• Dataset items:
-- Begin --
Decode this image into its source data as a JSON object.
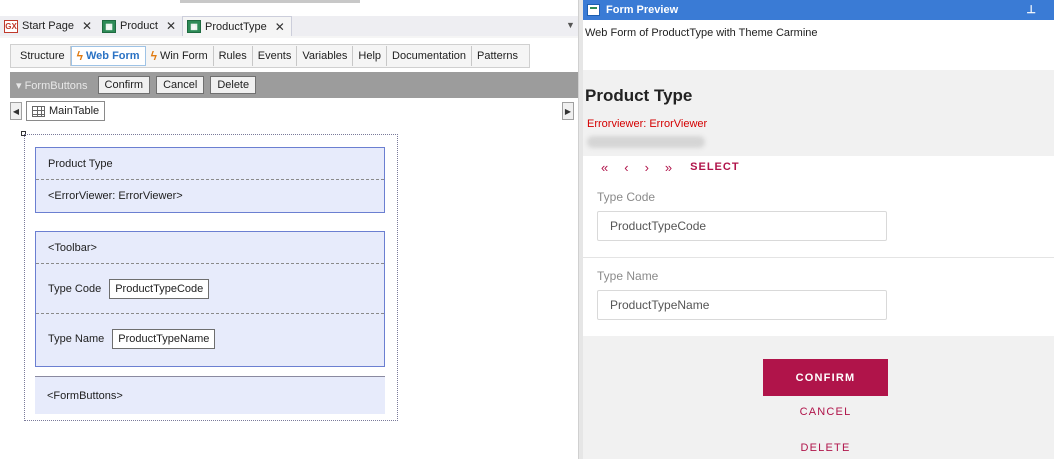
{
  "doc_tabs": [
    {
      "label": "Start Page",
      "icon": "gx-icon",
      "active": false
    },
    {
      "label": "Product",
      "icon": "grid-icon",
      "active": false
    },
    {
      "label": "ProductType",
      "icon": "grid-icon",
      "active": true
    }
  ],
  "sub_tabs": [
    "Structure",
    "Web Form",
    "Win Form",
    "Rules",
    "Events",
    "Variables",
    "Help",
    "Documentation",
    "Patterns"
  ],
  "form_bar": {
    "label": "FormButtons",
    "buttons": [
      "Confirm",
      "Cancel",
      "Delete"
    ]
  },
  "designer": {
    "main_table": "MainTable",
    "title": "Product Type",
    "error_viewer": "<ErrorViewer: ErrorViewer>",
    "toolbar": "<Toolbar>",
    "fields": [
      {
        "label": "Type Code",
        "control": "ProductTypeCode"
      },
      {
        "label": "Type Name",
        "control": "ProductTypeName"
      }
    ],
    "form_buttons": "<FormButtons>"
  },
  "preview": {
    "window_title": "Form Preview",
    "subtitle": "Web Form of ProductType with Theme Carmine",
    "title": "Product Type",
    "error_viewer": "Errorviewer: ErrorViewer",
    "nav": {
      "first": "«",
      "prev": "‹",
      "next": "›",
      "last": "»",
      "select": "SELECT"
    },
    "fields": [
      {
        "label": "Type Code",
        "value": "ProductTypeCode"
      },
      {
        "label": "Type Name",
        "value": "ProductTypeName"
      }
    ],
    "confirm": "CONFIRM",
    "cancel": "CANCEL",
    "delete": "DELETE"
  },
  "colors": {
    "accent": "#b0144a",
    "preview_header": "#3a7bd5",
    "designer_block": "#e7ebfb"
  }
}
-- End --
Each entry above should be reproduced exactly, with the pictures removed.

• Reply:
Decode this image into its source data as a JSON object.
{
  "doc_tabs": [
    {
      "label": "Start Page",
      "icon": "gx-icon",
      "active": false
    },
    {
      "label": "Product",
      "icon": "grid-icon",
      "active": false
    },
    {
      "label": "ProductType",
      "icon": "grid-icon",
      "active": true
    }
  ],
  "sub_tabs": [
    "Structure",
    "Web Form",
    "Win Form",
    "Rules",
    "Events",
    "Variables",
    "Help",
    "Documentation",
    "Patterns"
  ],
  "form_bar": {
    "label": "FormButtons",
    "buttons": [
      "Confirm",
      "Cancel",
      "Delete"
    ]
  },
  "designer": {
    "main_table": "MainTable",
    "title": "Product Type",
    "error_viewer": "<ErrorViewer: ErrorViewer>",
    "toolbar": "<Toolbar>",
    "fields": [
      {
        "label": "Type Code",
        "control": "ProductTypeCode"
      },
      {
        "label": "Type Name",
        "control": "ProductTypeName"
      }
    ],
    "form_buttons": "<FormButtons>"
  },
  "preview": {
    "window_title": "Form Preview",
    "subtitle": "Web Form of ProductType with Theme Carmine",
    "title": "Product Type",
    "error_viewer": "Errorviewer: ErrorViewer",
    "nav": {
      "first": "«",
      "prev": "‹",
      "next": "›",
      "last": "»",
      "select": "SELECT"
    },
    "fields": [
      {
        "label": "Type Code",
        "value": "ProductTypeCode"
      },
      {
        "label": "Type Name",
        "value": "ProductTypeName"
      }
    ],
    "confirm": "CONFIRM",
    "cancel": "CANCEL",
    "delete": "DELETE"
  },
  "colors": {
    "accent": "#b0144a",
    "preview_header": "#3a7bd5",
    "designer_block": "#e7ebfb"
  }
}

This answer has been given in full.